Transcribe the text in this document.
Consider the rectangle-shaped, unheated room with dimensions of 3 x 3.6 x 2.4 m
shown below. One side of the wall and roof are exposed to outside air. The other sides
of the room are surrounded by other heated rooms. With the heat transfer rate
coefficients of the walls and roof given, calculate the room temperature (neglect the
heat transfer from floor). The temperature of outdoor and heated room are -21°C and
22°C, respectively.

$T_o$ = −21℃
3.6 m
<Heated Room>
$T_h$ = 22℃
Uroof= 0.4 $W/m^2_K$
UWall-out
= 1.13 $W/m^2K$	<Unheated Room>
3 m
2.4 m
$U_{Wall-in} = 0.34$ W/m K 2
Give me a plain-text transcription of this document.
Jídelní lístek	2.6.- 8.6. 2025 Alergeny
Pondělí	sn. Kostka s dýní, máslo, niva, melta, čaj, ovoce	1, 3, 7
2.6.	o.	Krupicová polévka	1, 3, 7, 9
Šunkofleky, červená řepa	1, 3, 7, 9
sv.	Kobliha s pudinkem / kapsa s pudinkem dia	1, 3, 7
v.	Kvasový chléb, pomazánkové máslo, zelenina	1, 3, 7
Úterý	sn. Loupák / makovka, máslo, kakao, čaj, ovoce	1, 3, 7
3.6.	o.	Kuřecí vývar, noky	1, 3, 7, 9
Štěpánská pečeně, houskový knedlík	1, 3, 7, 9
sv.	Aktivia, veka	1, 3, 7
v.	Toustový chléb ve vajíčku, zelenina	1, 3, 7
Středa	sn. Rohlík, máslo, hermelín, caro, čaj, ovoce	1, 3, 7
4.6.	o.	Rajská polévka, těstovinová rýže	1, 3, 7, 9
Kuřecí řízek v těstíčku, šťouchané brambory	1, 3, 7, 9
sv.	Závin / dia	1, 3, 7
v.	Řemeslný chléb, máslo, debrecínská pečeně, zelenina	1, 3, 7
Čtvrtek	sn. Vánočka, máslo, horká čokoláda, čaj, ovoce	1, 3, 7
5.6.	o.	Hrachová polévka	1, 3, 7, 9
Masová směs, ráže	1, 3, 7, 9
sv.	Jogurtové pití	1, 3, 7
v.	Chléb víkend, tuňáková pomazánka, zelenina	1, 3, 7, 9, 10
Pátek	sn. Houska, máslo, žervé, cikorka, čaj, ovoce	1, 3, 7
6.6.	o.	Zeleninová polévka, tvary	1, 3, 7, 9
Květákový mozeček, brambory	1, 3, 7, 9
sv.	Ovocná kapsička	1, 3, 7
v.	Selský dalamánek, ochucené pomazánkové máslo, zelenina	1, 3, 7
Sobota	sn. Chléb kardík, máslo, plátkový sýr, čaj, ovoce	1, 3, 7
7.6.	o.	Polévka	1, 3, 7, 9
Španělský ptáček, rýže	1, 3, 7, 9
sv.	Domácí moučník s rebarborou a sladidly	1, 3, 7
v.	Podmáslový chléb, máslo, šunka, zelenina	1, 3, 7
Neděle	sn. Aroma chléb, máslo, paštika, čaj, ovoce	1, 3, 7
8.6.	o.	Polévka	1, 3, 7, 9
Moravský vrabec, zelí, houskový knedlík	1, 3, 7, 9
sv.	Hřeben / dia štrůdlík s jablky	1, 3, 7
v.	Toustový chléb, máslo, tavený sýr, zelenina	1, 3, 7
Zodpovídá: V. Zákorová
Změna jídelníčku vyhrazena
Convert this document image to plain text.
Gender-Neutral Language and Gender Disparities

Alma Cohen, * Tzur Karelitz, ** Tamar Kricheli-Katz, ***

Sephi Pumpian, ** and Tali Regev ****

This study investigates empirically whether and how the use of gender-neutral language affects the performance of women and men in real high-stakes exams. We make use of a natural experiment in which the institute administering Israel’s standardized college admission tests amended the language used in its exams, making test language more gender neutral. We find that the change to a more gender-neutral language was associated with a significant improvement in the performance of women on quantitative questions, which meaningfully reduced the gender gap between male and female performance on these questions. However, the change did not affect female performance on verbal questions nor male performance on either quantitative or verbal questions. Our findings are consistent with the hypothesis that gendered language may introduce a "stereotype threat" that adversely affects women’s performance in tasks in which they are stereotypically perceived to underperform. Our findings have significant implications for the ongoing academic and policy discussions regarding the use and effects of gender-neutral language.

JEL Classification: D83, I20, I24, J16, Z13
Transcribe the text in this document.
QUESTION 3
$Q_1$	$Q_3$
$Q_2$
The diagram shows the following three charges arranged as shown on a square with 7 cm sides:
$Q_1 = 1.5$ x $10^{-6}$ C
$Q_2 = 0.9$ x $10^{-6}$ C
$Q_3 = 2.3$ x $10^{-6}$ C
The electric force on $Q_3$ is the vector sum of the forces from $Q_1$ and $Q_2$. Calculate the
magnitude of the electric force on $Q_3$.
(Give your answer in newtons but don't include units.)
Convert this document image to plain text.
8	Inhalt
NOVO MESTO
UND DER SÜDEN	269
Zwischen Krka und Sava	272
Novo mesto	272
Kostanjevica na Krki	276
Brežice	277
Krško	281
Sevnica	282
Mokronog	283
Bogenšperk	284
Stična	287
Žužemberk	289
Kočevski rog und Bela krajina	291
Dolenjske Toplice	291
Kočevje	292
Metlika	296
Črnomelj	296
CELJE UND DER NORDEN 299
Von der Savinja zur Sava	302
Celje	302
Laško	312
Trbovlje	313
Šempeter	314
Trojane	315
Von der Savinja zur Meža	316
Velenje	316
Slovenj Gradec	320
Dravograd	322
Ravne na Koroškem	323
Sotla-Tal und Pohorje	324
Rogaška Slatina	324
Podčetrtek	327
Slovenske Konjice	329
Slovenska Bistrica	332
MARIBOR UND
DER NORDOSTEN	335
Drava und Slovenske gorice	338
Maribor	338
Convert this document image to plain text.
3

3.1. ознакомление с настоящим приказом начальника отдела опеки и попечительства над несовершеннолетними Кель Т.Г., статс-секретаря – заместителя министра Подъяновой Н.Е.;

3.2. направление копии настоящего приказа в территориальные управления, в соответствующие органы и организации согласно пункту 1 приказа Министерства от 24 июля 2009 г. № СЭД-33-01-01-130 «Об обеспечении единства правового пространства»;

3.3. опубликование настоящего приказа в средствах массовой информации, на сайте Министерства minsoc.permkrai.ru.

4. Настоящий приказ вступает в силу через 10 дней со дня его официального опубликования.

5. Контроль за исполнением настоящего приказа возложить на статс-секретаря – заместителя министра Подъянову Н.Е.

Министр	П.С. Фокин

· · · ·

### Description of the task
The whole listing above needs to be written out again exactly.

### The solution
Transcribe the text in this document.
Consider the rectangle-shaped, unheated room with dimensions of 3 x 3.6 x 2.4 m
shown below. One side of the wall and roof are exposed to outside air. The other sides
of the room are surrounded by other heated rooms. With the heat transfer rate
coefficients of the walls and roof given, calculate the room temperature (neglect the
heat transfer from floor). The temperature of outdoor and heated room are -21°C and
22°C, respectively.

$T_o$ = −21℃
3.6 m
<Heated Room>
$T_h$ = 22℃
Uroof= 0.4 $W/m^2_K$
UWall-out
= 1.13 $W/m^2K$	<Unheated Room>
3 m
2.4 m
$U_{Wall-in} = 0.34$ W/m K 2
Give me a plain-text transcription of this document.
Jídelní lístek	2.6.- 8.6. 2025 Alergeny
Pondělí	sn. Kostka s dýní, máslo, niva, melta, čaj, ovoce	1, 3, 7
2.6.	o.	Krupicová polévka	1, 3, 7, 9
Šunkofleky, červená řepa	1, 3, 7, 9
sv.	Kobliha s pudinkem / kapsa s pudinkem dia	1, 3, 7
v.	Kvasový chléb, pomazánkové máslo, zelenina	1, 3, 7
Úterý	sn. Loupák / makovka, máslo, kakao, čaj, ovoce	1, 3, 7
3.6.	o.	Kuřecí vývar, noky	1, 3, 7, 9
Štěpánská pečeně, houskový knedlík	1, 3, 7, 9
sv.	Aktivia, veka	1, 3, 7
v.	Toustový chléb ve vajíčku, zelenina	1, 3, 7
Středa	sn. Rohlík, máslo, hermelín, caro, čaj, ovoce	1, 3, 7
4.6.	o.	Rajská polévka, těstovinová rýže	1, 3, 7, 9
Kuřecí řízek v těstíčku, šťouchané brambory	1, 3, 7, 9
sv.	Závin / dia	1, 3, 7
v.	Řemeslný chléb, máslo, debrecínská pečeně, zelenina	1, 3, 7
Čtvrtek	sn. Vánočka, máslo, horká čokoláda, čaj, ovoce	1, 3, 7
5.6.	o.	Hrachová polévka	1, 3, 7, 9
Masová směs, ráže	1, 3, 7, 9
sv.	Jogurtové pití	1, 3, 7
v.	Chléb víkend, tuňáková pomazánka, zelenina	1, 3, 7, 9, 10
Pátek	sn. Houska, máslo, žervé, cikorka, čaj, ovoce	1, 3, 7
6.6.	o.	Zeleninová polévka, tvary	1, 3, 7, 9
Květákový mozeček, brambory	1, 3, 7, 9
sv.	Ovocná kapsička	1, 3, 7
v.	Selský dalamánek, ochucené pomazánkové máslo, zelenina	1, 3, 7
Sobota	sn. Chléb kardík, máslo, plátkový sýr, čaj, ovoce	1, 3, 7
7.6.	o.	Polévka	1, 3, 7, 9
Španělský ptáček, rýže	1, 3, 7, 9
sv.	Domácí moučník s rebarborou a sladidly	1, 3, 7
v.	Podmáslový chléb, máslo, šunka, zelenina	1, 3, 7
Neděle	sn. Aroma chléb, máslo, paštika, čaj, ovoce	1, 3, 7
8.6.	o.	Polévka	1, 3, 7, 9
Moravský vrabec, zelí, houskový knedlík	1, 3, 7, 9
sv.	Hřeben / dia štrůdlík s jablky	1, 3, 7
v.	Toustový chléb, máslo, tavený sýr, zelenina	1, 3, 7
Zodpovídá: V. Zákorová
Změna jídelníčku vyhrazena
Convert this document image to plain text.
Gender-Neutral Language and Gender Disparities

Alma Cohen, * Tzur Karelitz, ** Tamar Kricheli-Katz, ***

Sephi Pumpian, ** and Tali Regev ****

This study investigates empirically whether and how the use of gender-neutral language affects the performance of women and men in real high-stakes exams. We make use of a natural experiment in which the institute administering Israel’s standardized college admission tests amended the language used in its exams, making test language more gender neutral. We find that the change to a more gender-neutral language was associated with a significant improvement in the performance of women on quantitative questions, which meaningfully reduced the gender gap between male and female performance on these questions. However, the change did not affect female performance on verbal questions nor male performance on either quantitative or verbal questions. Our findings are consistent with the hypothesis that gendered language may introduce a "stereotype threat" that adversely affects women’s performance in tasks in which they are stereotypically perceived to underperform. Our findings have significant implications for the ongoing academic and policy discussions regarding the use and effects of gender-neutral language.

JEL Classification: D83, I20, I24, J16, Z13
Transcribe the text in this document.
QUESTION 3
$Q_1$	$Q_3$
$Q_2$
The diagram shows the following three charges arranged as shown on a square with 7 cm sides:
$Q_1 = 1.5$ x $10^{-6}$ C
$Q_2 = 0.9$ x $10^{-6}$ C
$Q_3 = 2.3$ x $10^{-6}$ C
The electric force on $Q_3$ is the vector sum of the forces from $Q_1$ and $Q_2$. Calculate the
magnitude of the electric force on $Q_3$.
(Give your answer in newtons but don't include units.)
Convert this document image to plain text.
8	Inhalt
NOVO MESTO
UND DER SÜDEN	269
Zwischen Krka und Sava	272
Novo mesto	272
Kostanjevica na Krki	276
Brežice	277
Krško	281
Sevnica	282
Mokronog	283
Bogenšperk	284
Stična	287
Žužemberk	289
Kočevski rog und Bela krajina	291
Dolenjske Toplice	291
Kočevje	292
Metlika	296
Črnomelj	296
CELJE UND DER NORDEN 299
Von der Savinja zur Sava	302
Celje	302
Laško	312
Trbovlje	313
Šempeter	314
Trojane	315
Von der Savinja zur Meža	316
Velenje	316
Slovenj Gradec	320
Dravograd	322
Ravne na Koroškem	323
Sotla-Tal und Pohorje	324
Rogaška Slatina	324
Podčetrtek	327
Slovenske Konjice	329
Slovenska Bistrica	332
MARIBOR UND
DER NORDOSTEN	335
Drava und Slovenske gorice	338
Maribor	338
Convert this document image to plain text.
3

3.1. ознакомление с настоящим приказом начальника отдела опеки и попечительства над несовершеннолетними Кель Т.Г., статс-секретаря – заместителя министра Подъяновой Н.Е.;

3.2. направление копии настоящего приказа в территориальные управления, в соответствующие органы и организации согласно пункту 1 приказа Министерства от 24 июля 2009 г. № СЭД-33-01-01-130 «Об обеспечении единства правового пространства»;

3.3. опубликование настоящего приказа в средствах массовой информации, на сайте Министерства minsoc.permkrai.ru.

4. Настоящий приказ вступает в силу через 10 дней со дня его официального опубликования.

5. Контроль за исполнением настоящего приказа возложить на статс-секретаря – заместителя министра Подъянову Н.Е.

Министр	П.С. Фокин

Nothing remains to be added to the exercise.